---- Records provided
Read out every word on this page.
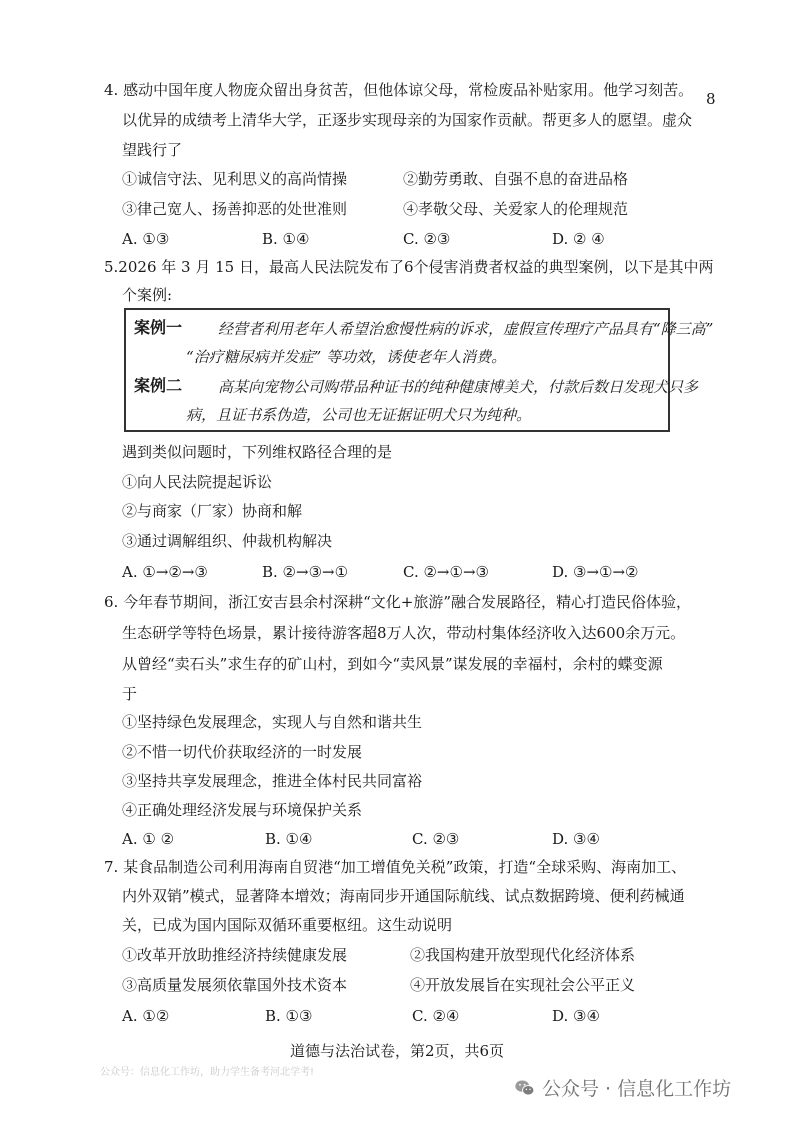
8
4. 感动中国年度人物庞众留出身贫苦，但他体谅父母，常检废品补贴家用。他学习刻苦。
以优异的成绩考上清华大学，正逐步实现母亲的为国家作贡献。帮更多人的愿望。虚众
望践行了
①诚信守法、见利思义的高尚情操	②勤劳勇敢、自强不息的奋进品格
③律己宽人、扬善抑恶的处世准则	④孝敬父母、关爱家人的伦理规范
A. ①③	B. ①④	C. ②③	D. ② ④
5.2026 年 3 月 15 日，最高人民法院发布了6个侵害消费者权益的典型案例，以下是其中两
个案例:
案例一 经营者利用老年人希望治愈慢性病的诉求，虚假宣传理疗产品具有“降三高”
“治疗糖尿病并发症” 等功效，诱使老年人消费。
案例二 高某向宠物公司购带品种证书的纯种健康博美犬，付款后数日发现犬只多
病，且证书系伪造，公司也无证据证明犬只为纯种。
遇到类似问题时，下列维权路径合理的是
①向人民法院提起诉讼
②与商家（厂家）协商和解
③通过调解组织、仲裁机构解决
A. ①→②→③	B. ②→③→①	C. ②→①→③	D. ③→①→②
6. 今年春节期间，浙江安吉县余村深耕“文化+旅游”融合发展路径，精心打造民俗体验，
生态研学等特色场景，累计接待游客超8万人次，带动村集体经济收入达600余万元。
从曾经“卖石头”求生存的矿山村，到如今“卖风景”谋发展的幸福村，余村的蝶变源
于
①坚持绿色发展理念，实现人与自然和谐共生
②不惜一切代价获取经济的一时发展
③坚持共享发展理念，推进全体村民共同富裕
④正确处理经济发展与环境保护关系
A. ① ②	B. ①④	C. ②③	D. ③④
7. 某食品制造公司利用海南自贸港“加工增值免关税”政策，打造“全球采购、海南加工、
内外双销”模式，显著降本增效；海南同步开通国际航线、试点数据跨境、便利药械通
关，已成为国内国际双循环重要枢纽。这生动说明
①改革开放助推经济持续健康发展	②我国构建开放型现代化经济体系
③高质量发展须依靠国外技术资本	④开放发展旨在实现社会公平正义
A. ①②	B. ①③	C. ②④	D. ③④
道德与法治试卷，第2页，共6页
公众号：信息化工作坊，助力学生备考河北学考!
公众号 · 信息化工作坊
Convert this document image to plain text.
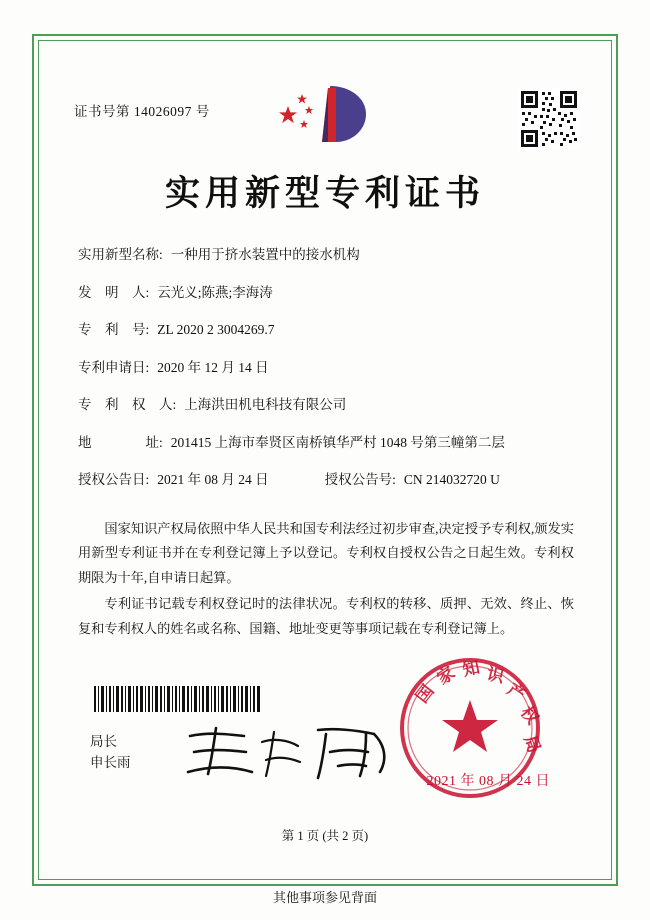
证书号第 14026097 号
实用新型专利证书
实用新型名称: 一种用于挤水装置中的接水机构
发　明　人: 云光义;陈燕;李海涛
专　利　号: ZL 2020 2 3004269.7
专利申请日: 2020 年 12 月 14 日
专　利　权　人: 上海洪田机电科技有限公司
地　　　　址: 201415 上海市奉贤区南桥镇华严村 1048 号第三幢第二层
授权公告日: 2021 年 08 月 24 日	授权公告号: CN 214032720 U

国家知识产权局依照中华人民共和国专利法经过初步审查,决定授予专利权,颁发实用新型专利证书并在专利登记簿上予以登记。专利权自授权公告之日起生效。专利权期限为十年,自申请日起算。

专利证书记载专利权登记时的法律状况。专利权的转移、质押、无效、终止、恢复和专利权人的姓名或名称、国籍、地址变更等事项记载在专利登记簿上。

局长
申长雨
国
家 知 识
产
权
局
2021 年 08 月 24 日
第 1 页 (共 2 页)
其他事项参见背面
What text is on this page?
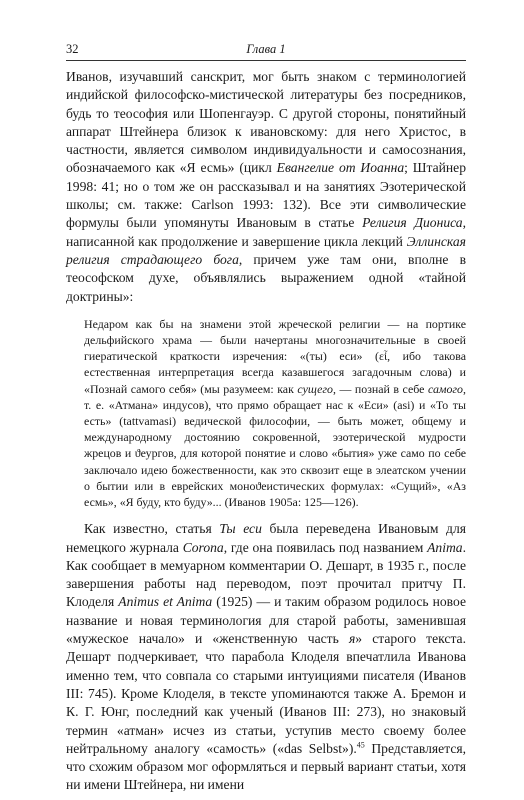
32	Глава 1

Иванов, изучавший санскрит, мог быть знаком с терминологией индийской философско-мистической литературы без посредников, будь то теософия или Шопенгауэр. С другой стороны, понятийный аппарат Штейнера близок к ивановскому: для него Христос, в частности, является символом индивидуальности и самосознания, обозначаемого как «Я есмь» (цикл Евангелие от Иоанна; Штайнер 1998: 41; но о том же он рассказывал и на занятиях Эзотерической школы; см. также: Carlson 1993: 132). Все эти символические формулы были упомянуты Ивановым в статье Религия Диониса, написанной как продолжение и завершение цикла лекций Эллинская религия страдающего бога, причем уже там они, вполне в теософском духе, объявлялись выражением одной «тайной доктрины»:

Недаром как бы на знамени этой жреческой религии — на портике дельфийского храма — были начертаны многозначительные в своей гиератической краткости изречения: «(ты) еси» (εἶ, ибо такова естественная интерпретация всегда казавшегося загадочным слова) и «Познай самого себя» (мы разумеем: как сущего, — познай в себе самого, т. е. «Атмана» индусов), что прямо обращает нас к «Еси» (asi) и «То ты есть» (tattvamasi) ведической философии, — быть может, общему и международному достоянию сокровенной, эзотерической мудрости жрецов и ϑеургов, для которой понятие и слово «бытия» уже само по себе заключало идею божественности, как это сквозит еще в элеатском учении о бытии или в еврейских моноϑеистических формулах: «Сущий», «Аз есмь», «Я буду, кто буду»... (Иванов 1905а: 125—126).

Как известно, статья Ты еси была переведена Ивановым для немецкого журнала Corona, где она появилась под названием Anima. Как сообщает в мемуарном комментарии О. Дешарт, в 1935 г., после завершения работы над переводом, поэт прочитал притчу П. Клоделя Animus et Anima (1925) — и таким образом родилось новое название и новая терминология для старой работы, заменившая «мужеское начало» и «женственную часть я» старого текста. Дешарт подчеркивает, что парабола Клоделя впечатлила Иванова именно тем, что совпала со старыми интуициями писателя (Иванов III: 745). Кроме Клоделя, в тексте упоминаются также А. Бремон и К. Г. Юнг, последний как ученый (Иванов III: 273), но знаковый термин «атман» исчез из статьи, уступив место своему более нейтральному аналогу «самость» («das Selbst»).$^{45}$ Представляется, что схожим образом мог оформляться и первый вариант статьи, хотя ни имени Штейнера, ни имени
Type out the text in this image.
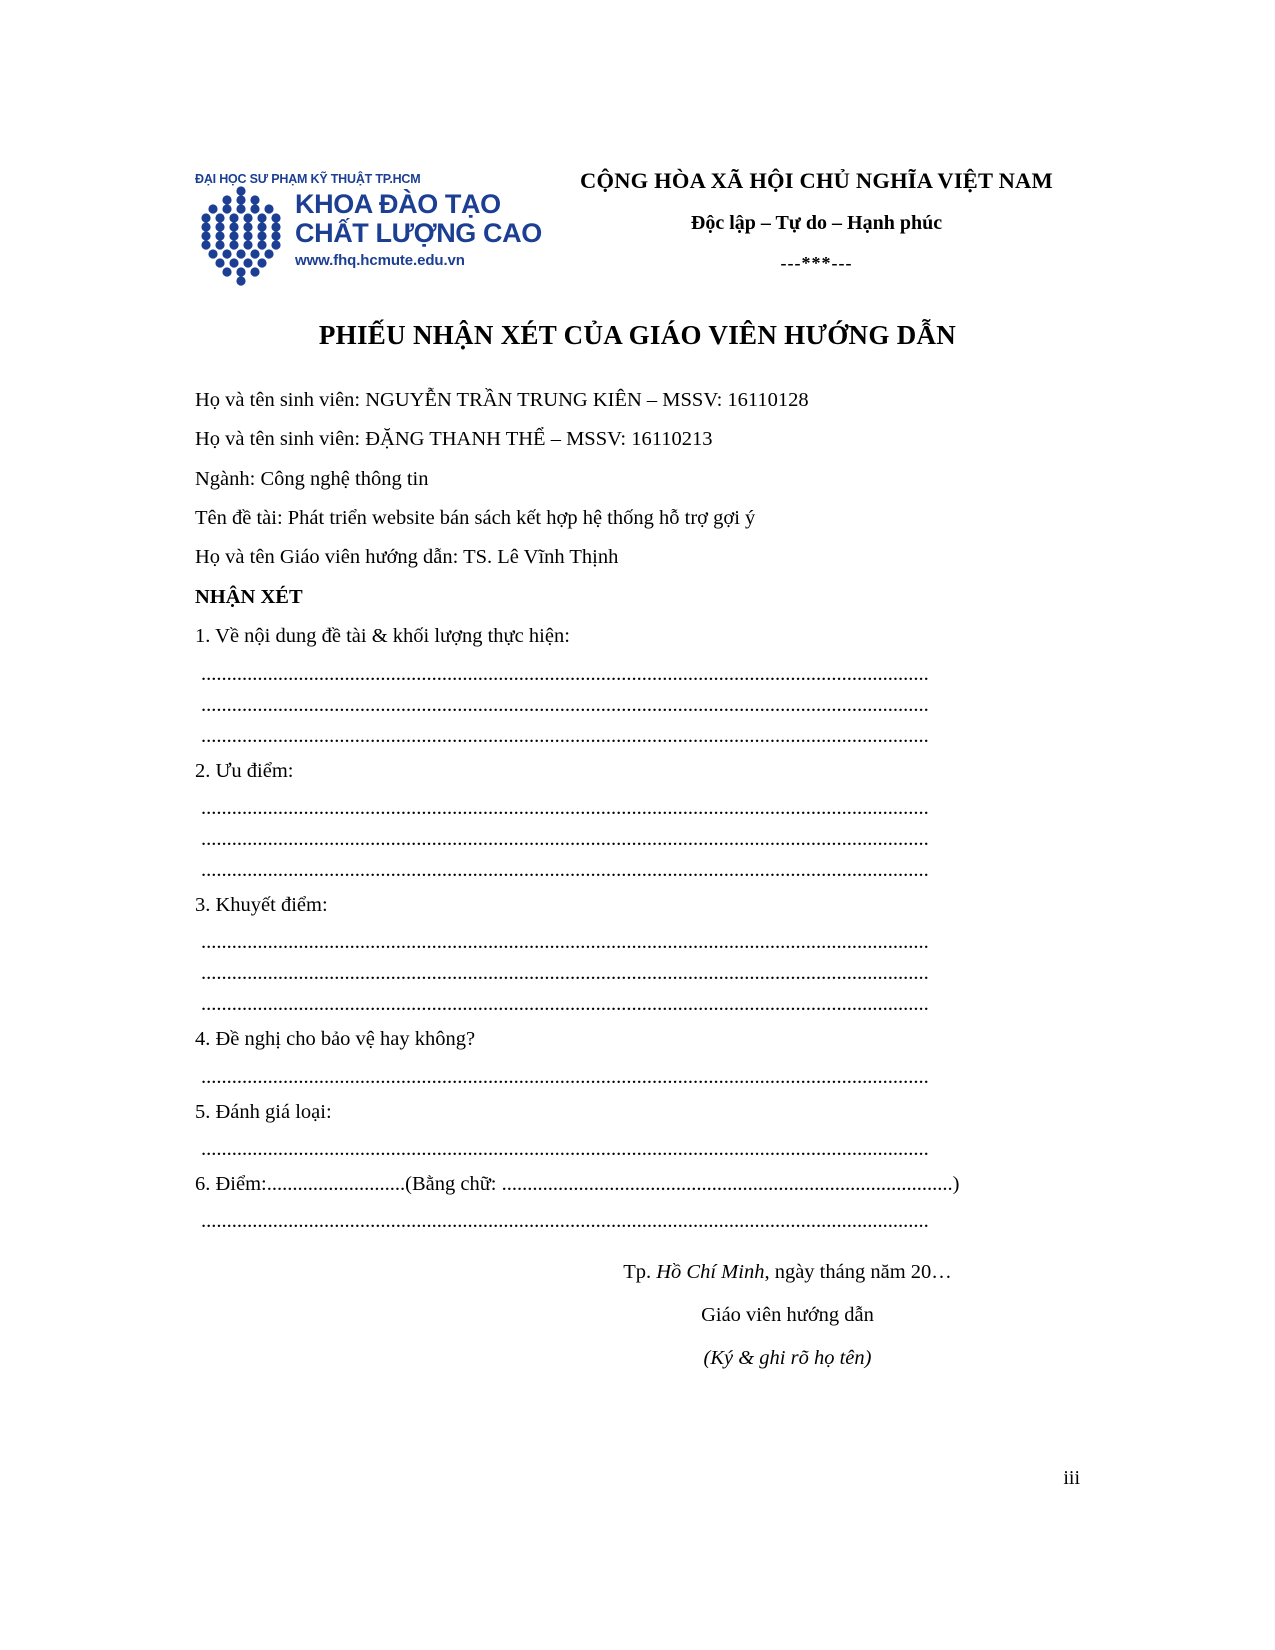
ĐẠI HỌC SƯ PHẠM KỸ THUẬT TP.HCM
KHOA ĐÀO TẠO
CHẤT LƯỢNG CAO
www.fhq.hcmute.edu.vn
CỘNG HÒA XÃ HỘI CHỦ NGHĨA VIỆT NAM
Độc lập – Tự do – Hạnh phúc
---***---
PHIẾU NHẬN XÉT CỦA GIÁO VIÊN HƯỚNG DẪN
Họ và tên sinh viên: NGUYỄN TRẦN TRUNG KIÊN – MSSV: 16110128
Họ và tên sinh viên: ĐẶNG THANH THỂ – MSSV: 16110213
Ngành: Công nghệ thông tin
Tên đề tài: Phát triển website bán sách kết hợp hệ thống hỗ trợ gợi ý
Họ và tên Giáo viên hướng dẫn: TS. Lê Vĩnh Thịnh
NHẬN XÉT
1. Về nội dung đề tài & khối lượng thực hiện:
..............................................................................................................................................
..............................................................................................................................................
..............................................................................................................................................
2. Ưu điểm:
..............................................................................................................................................
..............................................................................................................................................
..............................................................................................................................................
3. Khuyết điểm:
..............................................................................................................................................
..............................................................................................................................................
..............................................................................................................................................
4. Đề nghị cho bảo vệ hay không?
..............................................................................................................................................
5. Đánh giá loại:
..............................................................................................................................................
6. Điểm:...........................(Bằng chữ: ........................................................................................)
..............................................................................................................................................
Tp. Hồ Chí Minh, ngày tháng năm 20…
Giáo viên hướng dẫn
(Ký & ghi rõ họ tên)
iii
--------
■ Problem statement
For each line in the data above that contains the string "NHẬN", extract the line.

■ Exercise solution
PHIẾU NHẬN XÉT CỦA GIÁO VIÊN HƯỚNG DẪN
NHẬN XÉT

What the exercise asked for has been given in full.